Pick out and copy every line below that has the word "BIENESTAR".
+++ DATASET RECORDS +++
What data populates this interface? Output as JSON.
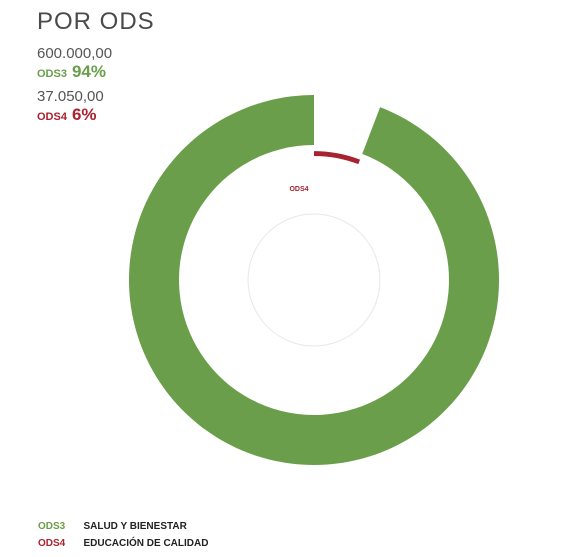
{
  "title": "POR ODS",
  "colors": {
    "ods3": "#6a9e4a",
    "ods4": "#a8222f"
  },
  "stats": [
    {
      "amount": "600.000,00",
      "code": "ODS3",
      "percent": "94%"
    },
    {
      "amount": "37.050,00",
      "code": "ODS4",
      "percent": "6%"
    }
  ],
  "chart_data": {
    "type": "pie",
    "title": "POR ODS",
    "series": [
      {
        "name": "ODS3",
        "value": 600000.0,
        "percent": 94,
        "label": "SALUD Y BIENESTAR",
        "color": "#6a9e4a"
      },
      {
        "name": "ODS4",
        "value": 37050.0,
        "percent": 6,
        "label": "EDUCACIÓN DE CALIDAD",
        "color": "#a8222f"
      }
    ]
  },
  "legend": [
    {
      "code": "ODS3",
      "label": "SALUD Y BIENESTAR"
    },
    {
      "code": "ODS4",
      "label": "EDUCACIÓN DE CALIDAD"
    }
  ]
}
+++
PROBLEM SOLUTION:
        "label": "SALUD Y BIENESTAR",
      "label": "SALUD Y BIENESTAR"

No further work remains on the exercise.